**Document excerpt**
2) Parallelize over symmetries (only if present): If symmetries are
actively conserved in the simulation, we always have a loop over the
quantum numbers similar to a block diagonal structure. Matrix operations
(SVDs, QRs, tensor contractions) can be parallelized; the entries in the
loop are independent from each other. OSMPS v3 is structured in a way, that
you can put in an OPENACC statement right away in all the right spots.
3) Parallelize matrix operations: You can accelerate each matrix operations
a bit. I'd never got past a speed-up of 2.5 or 3 on CPUs. That basically
works if you include the intel mkl library with openmp, i.e., you can
profit from libraries without having much effort yourself.
I assume on a GPU cluster, you could parallelize (2) over the rows of the
GPU cores, and (3) over the columns of GPUs cores. (Just assuming a 2d
layout to address the GPU cores)
If that is not enough, you can think about other levels of parallelization:
a) Run time evolution and measurement in parallel, but this highly depends
on how much you measure.
b) Parallelize the measurements, otherwise you get stuck in a serial
section of the code during each measurement. Some are trivial to
parallelize.
I hope that gives a good overview and I could detail the points if
necessary. But in most of my research, we had a huge parameter space on top
a single simulation and parallelization over the parameter space is trivial
and the most efficient use of limited resources. That does not sound as
fancy as the above approaches, but should always remain the priority (and
an option) for parallelization is OSMPS.
Best regards,
Daniel
P.S. There has been some discussion that v3 lost some speed in comparison
to v2. I have not forgotten the discussion, but it turns out to be not that
trivial of an issue. My impression was that operations in v2 assumed that
subroutines are executed in a certain order (implicitly, e.g., are elements
unique or have they been sorted?) and I got rid of such assumptions in v3
leading to some overhead. I already got some speed-up by throwing away some
entries in our tensor and tensorc to reduce memory allocations. I had some
branch for that, but no chance to follow-up on this.
There are many ways to accelerate OpenMPS with GPUs. From previous
discussions, you've mentioned putting some meaningful thought into this.
Would you mind detailing your approach, here?
It would be good to push this general discussion into the limelight.
Others might have additional insights on how best to approach this, and
additional requirements for accomplishing the task.
This is a good high level summary. Thanks! I'll refer to your observations as (1), (2), etc..
Regarding (1), you aptly point out that we have two tasks before us to accelerate the functions within OpenMPS: (a) algorithms and (b) data structures. So, I would break this down into two pieces. The first being the work required to restructure the algorithm for the target architecture, and the second being the work required to restructure the data structure itself.
Algorithms of interest (in order of relative importance): excited state search, TDVP, LRK, Krylov. At first pass, we can batch GEMMs within the algorithms. This will give us an estimate for coverage. At second pass, we can look at restructuring the underlying data to implement cyclic/recursive distributions to optimally load balance the operations. We'll also need to minimize certain kinds of transactions (the utilization of memory, and its associated stage will be very important for performance). Getting the data structure down is of tantamount importance when taking this route. I can detail this more, if needed.

**Given records**
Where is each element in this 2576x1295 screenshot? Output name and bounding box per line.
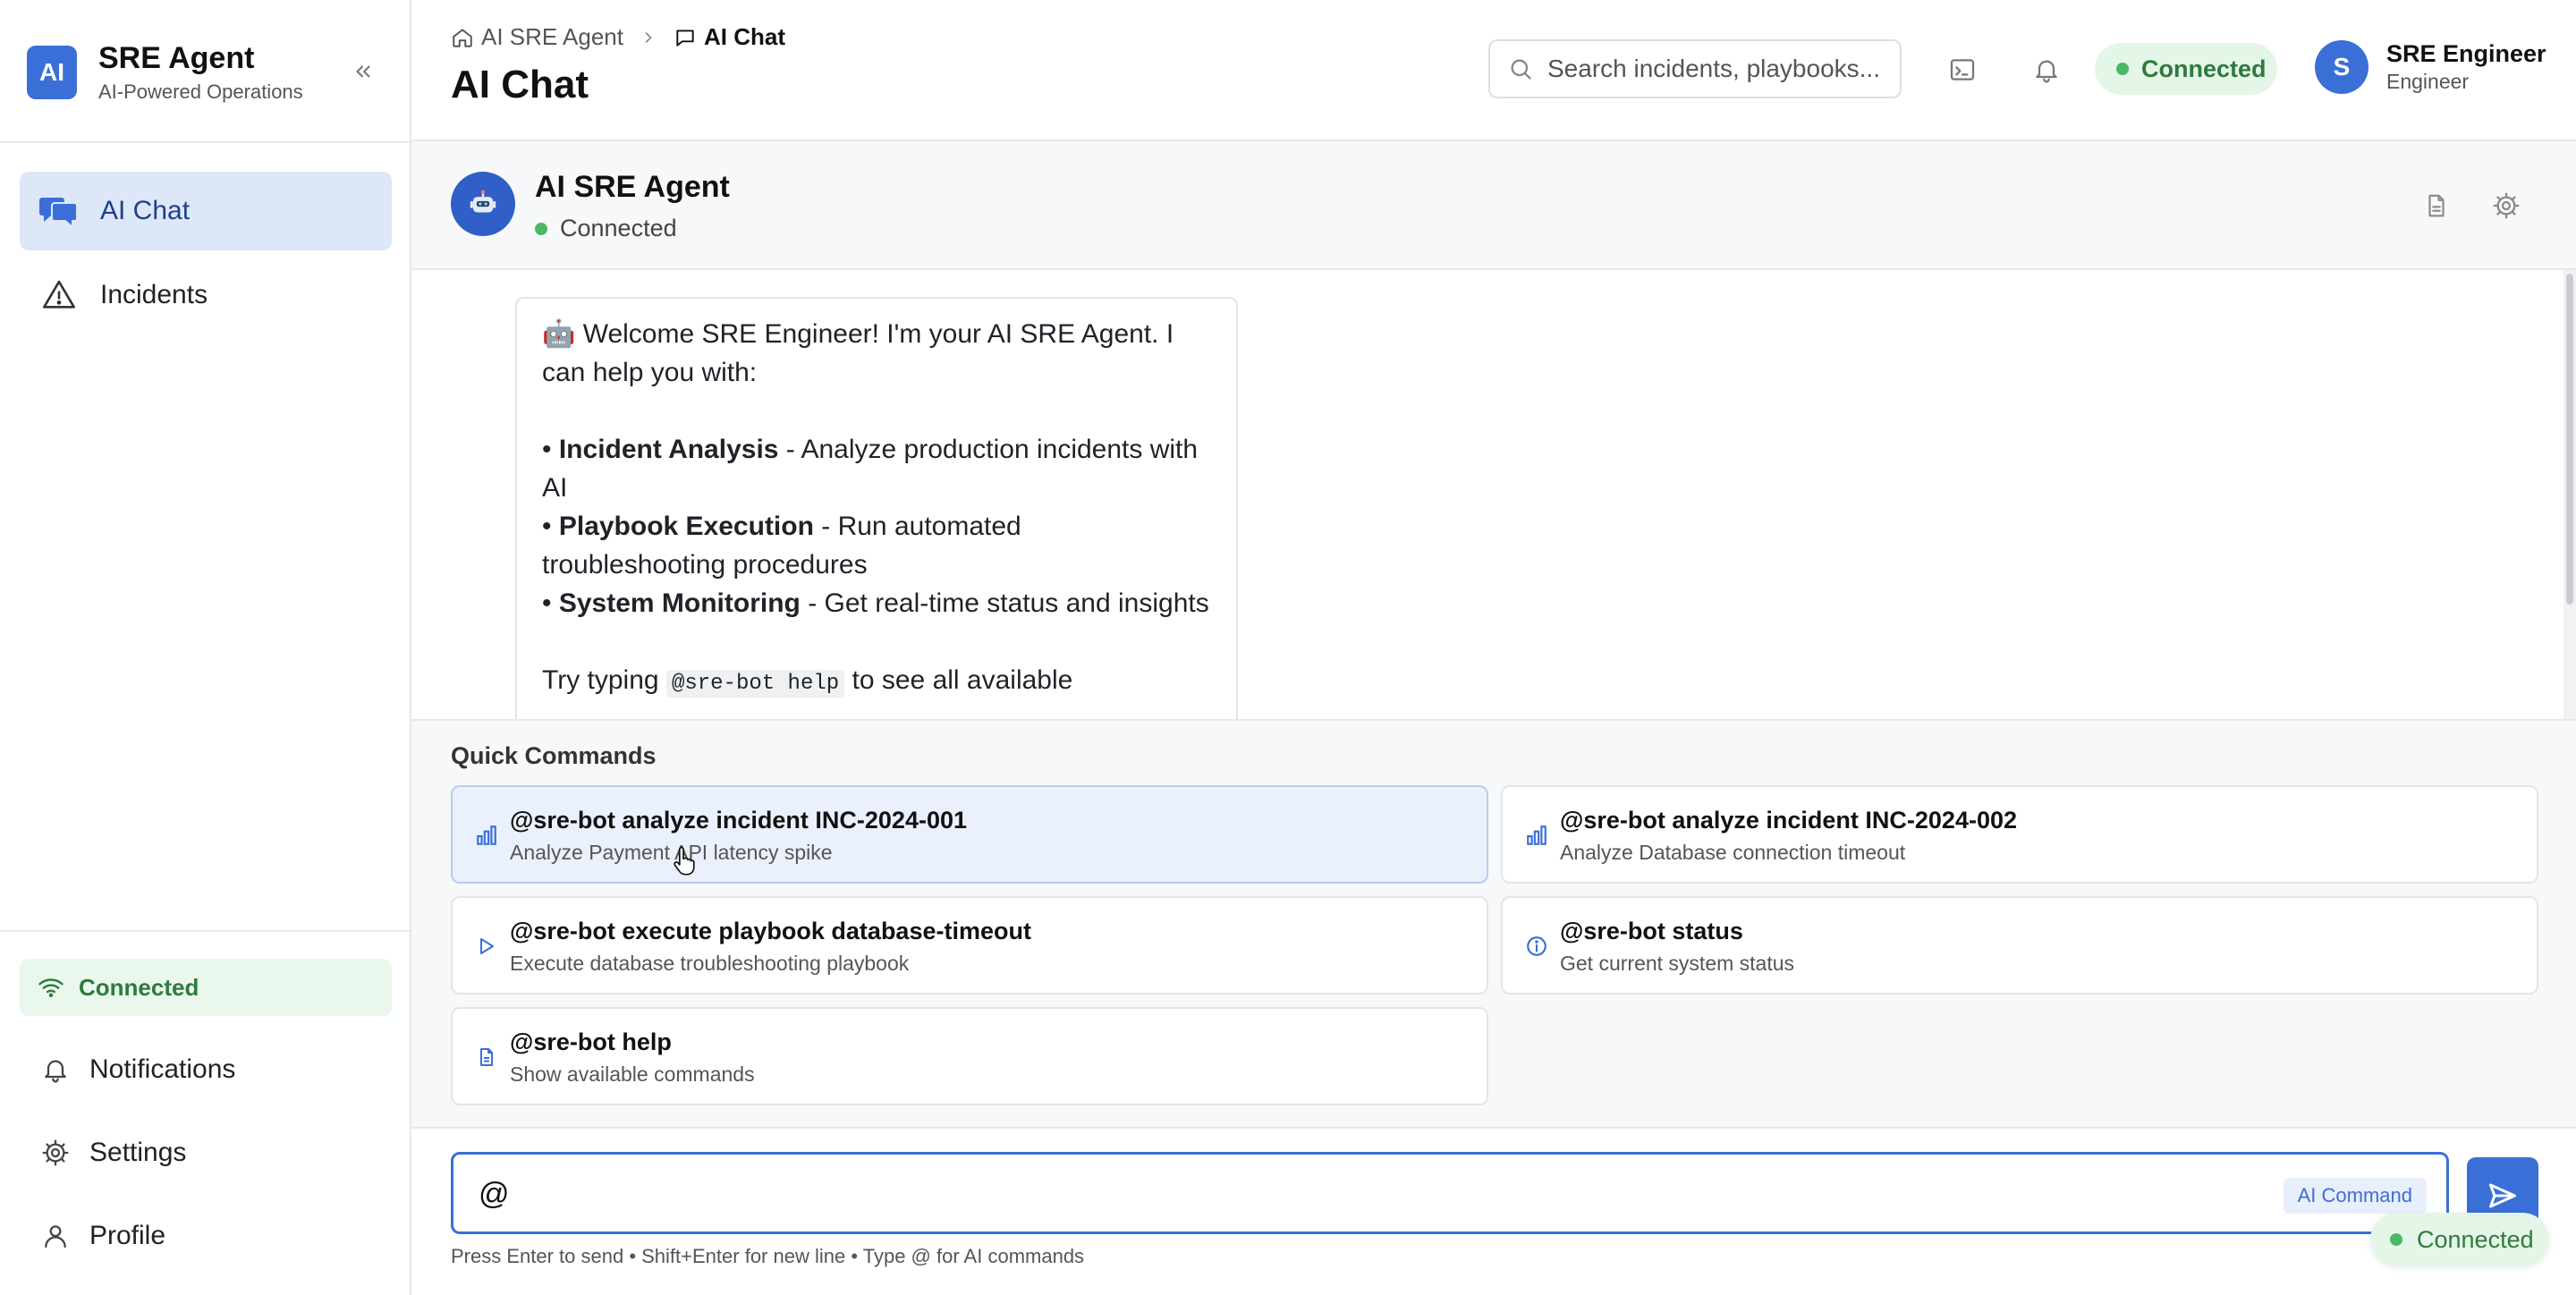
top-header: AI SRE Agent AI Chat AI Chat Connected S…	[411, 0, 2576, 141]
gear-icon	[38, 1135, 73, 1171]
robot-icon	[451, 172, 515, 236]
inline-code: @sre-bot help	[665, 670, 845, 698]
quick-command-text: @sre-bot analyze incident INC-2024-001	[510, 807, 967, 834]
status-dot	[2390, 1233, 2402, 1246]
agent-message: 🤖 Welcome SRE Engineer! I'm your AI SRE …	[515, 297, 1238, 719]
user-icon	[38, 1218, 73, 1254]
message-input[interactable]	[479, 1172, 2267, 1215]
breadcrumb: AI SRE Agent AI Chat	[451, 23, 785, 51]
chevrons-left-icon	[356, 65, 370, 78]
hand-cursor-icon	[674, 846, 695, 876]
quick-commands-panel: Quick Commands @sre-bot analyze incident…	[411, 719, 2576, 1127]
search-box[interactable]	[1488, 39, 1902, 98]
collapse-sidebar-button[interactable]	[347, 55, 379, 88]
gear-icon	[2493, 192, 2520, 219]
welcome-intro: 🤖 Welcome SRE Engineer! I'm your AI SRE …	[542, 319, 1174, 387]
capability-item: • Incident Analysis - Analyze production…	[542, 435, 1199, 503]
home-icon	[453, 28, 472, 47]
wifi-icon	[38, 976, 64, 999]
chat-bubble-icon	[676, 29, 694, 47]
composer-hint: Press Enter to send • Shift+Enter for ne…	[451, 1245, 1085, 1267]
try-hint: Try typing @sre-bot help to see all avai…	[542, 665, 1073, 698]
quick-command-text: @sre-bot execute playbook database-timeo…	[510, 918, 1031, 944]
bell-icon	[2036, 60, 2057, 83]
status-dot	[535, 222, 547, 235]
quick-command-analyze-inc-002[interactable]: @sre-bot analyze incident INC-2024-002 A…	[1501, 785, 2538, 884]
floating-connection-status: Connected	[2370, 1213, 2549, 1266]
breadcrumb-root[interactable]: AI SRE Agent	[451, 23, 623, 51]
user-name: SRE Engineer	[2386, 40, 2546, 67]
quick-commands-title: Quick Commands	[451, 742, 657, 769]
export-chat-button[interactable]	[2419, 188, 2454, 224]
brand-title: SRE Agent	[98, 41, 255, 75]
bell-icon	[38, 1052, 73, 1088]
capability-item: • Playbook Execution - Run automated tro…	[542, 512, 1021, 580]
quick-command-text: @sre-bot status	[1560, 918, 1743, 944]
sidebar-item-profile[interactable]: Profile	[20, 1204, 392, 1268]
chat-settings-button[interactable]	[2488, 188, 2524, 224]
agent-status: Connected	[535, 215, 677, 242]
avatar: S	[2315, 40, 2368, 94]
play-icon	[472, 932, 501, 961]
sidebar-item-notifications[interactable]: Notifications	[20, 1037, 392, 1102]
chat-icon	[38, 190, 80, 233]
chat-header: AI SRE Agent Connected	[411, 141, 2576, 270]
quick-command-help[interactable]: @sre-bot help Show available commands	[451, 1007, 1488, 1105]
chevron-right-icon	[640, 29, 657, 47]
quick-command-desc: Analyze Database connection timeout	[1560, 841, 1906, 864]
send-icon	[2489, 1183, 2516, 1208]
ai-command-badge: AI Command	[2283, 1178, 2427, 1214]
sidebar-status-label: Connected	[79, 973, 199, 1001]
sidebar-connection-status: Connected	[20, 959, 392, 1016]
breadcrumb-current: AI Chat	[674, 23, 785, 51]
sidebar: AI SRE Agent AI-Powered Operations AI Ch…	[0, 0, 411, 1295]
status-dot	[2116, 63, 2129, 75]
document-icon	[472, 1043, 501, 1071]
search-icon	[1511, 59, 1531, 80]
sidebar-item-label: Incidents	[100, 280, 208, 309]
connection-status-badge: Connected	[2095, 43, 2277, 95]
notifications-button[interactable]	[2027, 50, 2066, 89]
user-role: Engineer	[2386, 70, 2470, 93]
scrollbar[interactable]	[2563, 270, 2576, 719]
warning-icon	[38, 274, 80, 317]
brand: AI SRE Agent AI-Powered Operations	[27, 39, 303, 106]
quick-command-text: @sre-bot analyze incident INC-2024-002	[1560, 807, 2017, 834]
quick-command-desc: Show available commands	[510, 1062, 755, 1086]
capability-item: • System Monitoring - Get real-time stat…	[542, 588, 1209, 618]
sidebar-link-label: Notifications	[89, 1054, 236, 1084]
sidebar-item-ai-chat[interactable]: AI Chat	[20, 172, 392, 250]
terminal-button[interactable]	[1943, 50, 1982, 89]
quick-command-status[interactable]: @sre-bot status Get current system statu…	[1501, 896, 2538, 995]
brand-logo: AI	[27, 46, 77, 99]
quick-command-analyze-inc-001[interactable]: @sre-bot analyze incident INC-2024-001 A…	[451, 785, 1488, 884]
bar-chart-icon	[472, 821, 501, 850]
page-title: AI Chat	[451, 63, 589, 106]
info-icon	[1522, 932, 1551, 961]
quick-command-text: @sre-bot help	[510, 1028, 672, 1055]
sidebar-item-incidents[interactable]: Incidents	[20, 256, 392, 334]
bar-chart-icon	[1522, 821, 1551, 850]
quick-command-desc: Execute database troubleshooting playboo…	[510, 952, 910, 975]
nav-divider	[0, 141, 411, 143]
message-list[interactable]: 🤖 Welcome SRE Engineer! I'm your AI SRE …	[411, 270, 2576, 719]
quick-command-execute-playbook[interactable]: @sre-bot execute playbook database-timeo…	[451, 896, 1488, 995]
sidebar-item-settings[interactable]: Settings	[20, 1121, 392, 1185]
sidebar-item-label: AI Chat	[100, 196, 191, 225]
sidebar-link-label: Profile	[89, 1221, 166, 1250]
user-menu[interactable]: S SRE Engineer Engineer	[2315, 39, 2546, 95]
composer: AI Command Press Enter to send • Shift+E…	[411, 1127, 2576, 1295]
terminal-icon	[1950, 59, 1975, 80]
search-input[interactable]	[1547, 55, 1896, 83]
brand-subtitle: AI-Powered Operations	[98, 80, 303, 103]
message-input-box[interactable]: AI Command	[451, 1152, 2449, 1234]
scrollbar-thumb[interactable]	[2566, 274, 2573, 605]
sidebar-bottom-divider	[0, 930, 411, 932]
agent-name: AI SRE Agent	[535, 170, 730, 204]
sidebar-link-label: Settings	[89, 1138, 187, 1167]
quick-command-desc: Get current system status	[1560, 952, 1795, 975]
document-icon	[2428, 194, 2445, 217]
* * *
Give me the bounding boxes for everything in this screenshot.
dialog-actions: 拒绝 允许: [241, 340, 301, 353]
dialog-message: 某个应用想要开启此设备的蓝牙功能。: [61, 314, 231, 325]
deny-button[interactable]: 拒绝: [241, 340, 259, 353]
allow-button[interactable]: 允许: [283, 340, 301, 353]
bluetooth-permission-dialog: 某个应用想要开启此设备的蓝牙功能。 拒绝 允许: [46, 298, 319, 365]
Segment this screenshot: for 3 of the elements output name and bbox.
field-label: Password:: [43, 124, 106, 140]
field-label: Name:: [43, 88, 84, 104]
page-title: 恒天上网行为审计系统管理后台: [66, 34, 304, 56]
* * *
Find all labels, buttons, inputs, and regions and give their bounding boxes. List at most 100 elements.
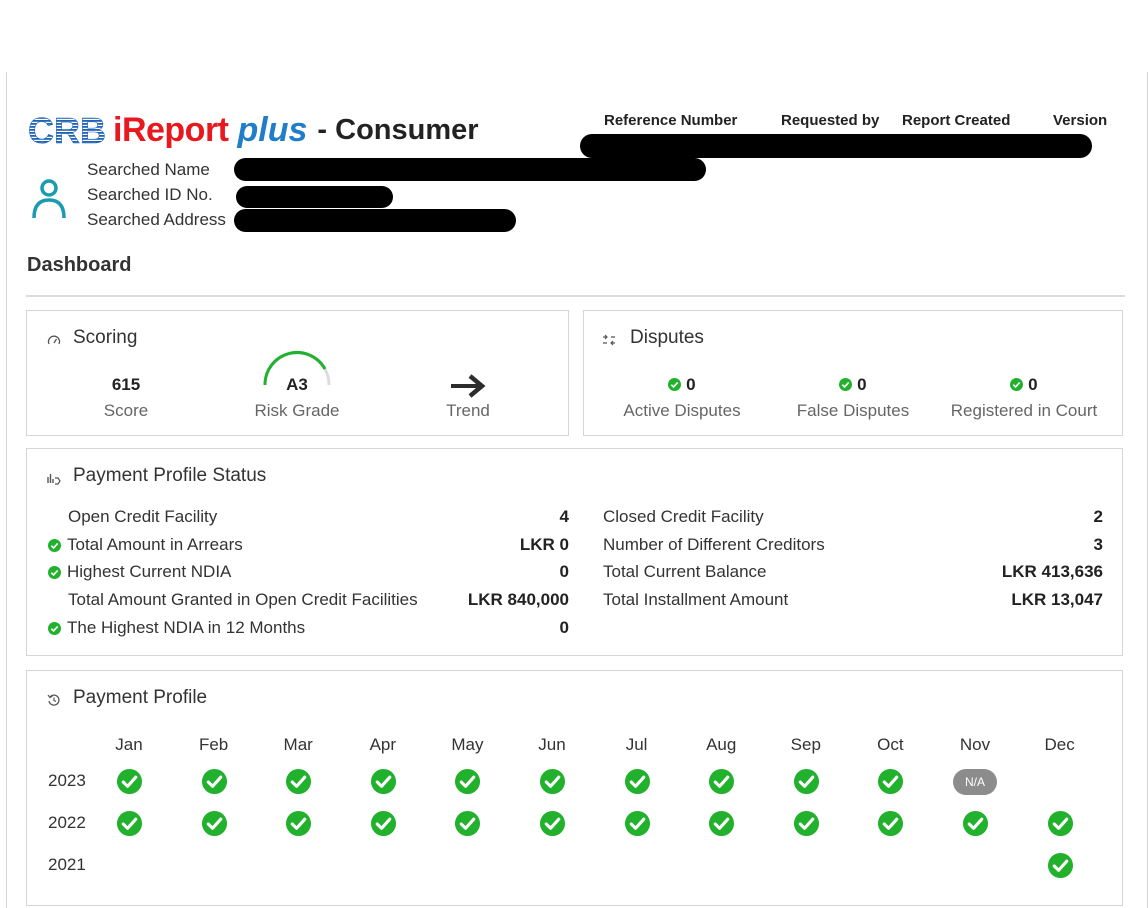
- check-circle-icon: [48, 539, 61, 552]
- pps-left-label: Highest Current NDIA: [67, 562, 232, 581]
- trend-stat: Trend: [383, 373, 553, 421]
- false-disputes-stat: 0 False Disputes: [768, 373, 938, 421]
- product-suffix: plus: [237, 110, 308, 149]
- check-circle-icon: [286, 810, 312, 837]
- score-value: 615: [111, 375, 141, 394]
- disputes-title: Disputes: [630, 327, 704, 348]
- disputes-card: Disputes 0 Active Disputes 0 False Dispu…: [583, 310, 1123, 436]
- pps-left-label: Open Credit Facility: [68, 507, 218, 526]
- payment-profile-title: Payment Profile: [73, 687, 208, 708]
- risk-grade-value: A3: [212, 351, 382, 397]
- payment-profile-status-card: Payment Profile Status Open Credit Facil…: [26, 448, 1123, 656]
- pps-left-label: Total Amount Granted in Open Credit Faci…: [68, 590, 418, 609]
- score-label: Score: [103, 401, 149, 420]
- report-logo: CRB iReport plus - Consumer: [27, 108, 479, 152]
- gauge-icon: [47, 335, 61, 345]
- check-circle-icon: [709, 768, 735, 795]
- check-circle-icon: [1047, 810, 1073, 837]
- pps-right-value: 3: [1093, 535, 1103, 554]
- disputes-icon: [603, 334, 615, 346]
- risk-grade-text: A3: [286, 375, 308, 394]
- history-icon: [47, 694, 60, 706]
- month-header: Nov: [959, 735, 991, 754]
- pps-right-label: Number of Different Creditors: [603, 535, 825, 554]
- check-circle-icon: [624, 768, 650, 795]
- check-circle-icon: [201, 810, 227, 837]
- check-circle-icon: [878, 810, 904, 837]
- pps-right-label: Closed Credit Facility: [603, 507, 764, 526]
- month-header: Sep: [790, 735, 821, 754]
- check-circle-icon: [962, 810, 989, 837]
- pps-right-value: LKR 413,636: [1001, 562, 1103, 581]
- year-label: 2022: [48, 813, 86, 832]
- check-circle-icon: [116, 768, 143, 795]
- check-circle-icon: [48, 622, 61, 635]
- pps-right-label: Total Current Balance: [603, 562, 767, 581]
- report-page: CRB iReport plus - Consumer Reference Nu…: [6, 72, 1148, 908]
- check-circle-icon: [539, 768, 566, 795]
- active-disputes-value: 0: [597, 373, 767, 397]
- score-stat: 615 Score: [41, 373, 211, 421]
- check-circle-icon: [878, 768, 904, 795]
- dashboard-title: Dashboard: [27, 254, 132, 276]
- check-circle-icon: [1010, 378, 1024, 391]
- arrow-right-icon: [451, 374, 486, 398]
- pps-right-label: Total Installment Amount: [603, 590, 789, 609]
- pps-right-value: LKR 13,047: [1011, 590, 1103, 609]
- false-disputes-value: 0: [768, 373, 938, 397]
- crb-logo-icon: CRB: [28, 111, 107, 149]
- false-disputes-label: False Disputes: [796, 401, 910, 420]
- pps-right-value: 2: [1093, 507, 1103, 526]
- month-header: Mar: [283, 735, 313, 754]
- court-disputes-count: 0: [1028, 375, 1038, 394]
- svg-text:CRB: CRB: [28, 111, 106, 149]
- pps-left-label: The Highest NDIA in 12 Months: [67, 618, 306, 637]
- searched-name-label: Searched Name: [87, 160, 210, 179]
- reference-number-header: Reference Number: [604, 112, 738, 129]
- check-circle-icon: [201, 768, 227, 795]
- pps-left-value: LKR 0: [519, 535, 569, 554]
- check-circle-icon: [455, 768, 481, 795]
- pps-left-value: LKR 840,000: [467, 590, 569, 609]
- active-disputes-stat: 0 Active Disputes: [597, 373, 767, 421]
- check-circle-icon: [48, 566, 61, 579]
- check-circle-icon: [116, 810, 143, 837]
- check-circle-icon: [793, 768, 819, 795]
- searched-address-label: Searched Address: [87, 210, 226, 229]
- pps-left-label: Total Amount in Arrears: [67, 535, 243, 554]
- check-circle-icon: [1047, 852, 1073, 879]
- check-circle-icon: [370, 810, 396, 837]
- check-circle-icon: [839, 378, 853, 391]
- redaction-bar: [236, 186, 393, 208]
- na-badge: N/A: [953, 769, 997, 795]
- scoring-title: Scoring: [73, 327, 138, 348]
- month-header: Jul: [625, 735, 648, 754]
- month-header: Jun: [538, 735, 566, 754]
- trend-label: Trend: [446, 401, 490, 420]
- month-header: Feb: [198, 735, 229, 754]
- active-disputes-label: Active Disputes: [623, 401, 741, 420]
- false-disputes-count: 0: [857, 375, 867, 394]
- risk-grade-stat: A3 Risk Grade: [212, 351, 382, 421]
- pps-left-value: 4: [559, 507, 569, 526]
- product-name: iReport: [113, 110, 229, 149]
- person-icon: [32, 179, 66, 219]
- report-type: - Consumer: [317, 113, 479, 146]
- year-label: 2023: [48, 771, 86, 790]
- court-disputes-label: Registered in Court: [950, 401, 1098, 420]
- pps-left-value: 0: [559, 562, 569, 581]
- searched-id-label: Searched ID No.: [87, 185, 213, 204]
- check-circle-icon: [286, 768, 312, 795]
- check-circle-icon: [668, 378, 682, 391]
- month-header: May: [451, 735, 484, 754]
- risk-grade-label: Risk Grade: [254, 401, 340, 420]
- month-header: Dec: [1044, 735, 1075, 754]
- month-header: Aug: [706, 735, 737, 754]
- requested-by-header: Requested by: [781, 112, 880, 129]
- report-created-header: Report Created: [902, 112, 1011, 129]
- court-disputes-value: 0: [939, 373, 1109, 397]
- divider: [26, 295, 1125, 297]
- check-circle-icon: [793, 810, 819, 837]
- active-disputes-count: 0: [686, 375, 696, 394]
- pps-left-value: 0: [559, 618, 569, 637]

**Tasks to complete**
(1) In the OSMPS parallelization thread, what CPU speed-up does the writer say they never got past when accelerating matrix operations?
(2) Retype the passage from the OSMPS parallelization thread, starting at "This is a good" and ending at "data structure itself.".
This material has no connection to the OSMPS parallelization thread.

**Written responses**
(1) A speed-up of 2.5 or 3.

(2)
This is a good high level summary. Thanks! I'll refer to your observations as (1), (2), etc..
Regarding (1), you aptly point out that we have two tasks before us to accelerate the functions within OpenMPS: (a) algorithms and (b) data structures. So, I would break this down into two pieces. The first being the work required to restructure the algorithm for the target architecture, and the second being the work required to restructure the data structure itself.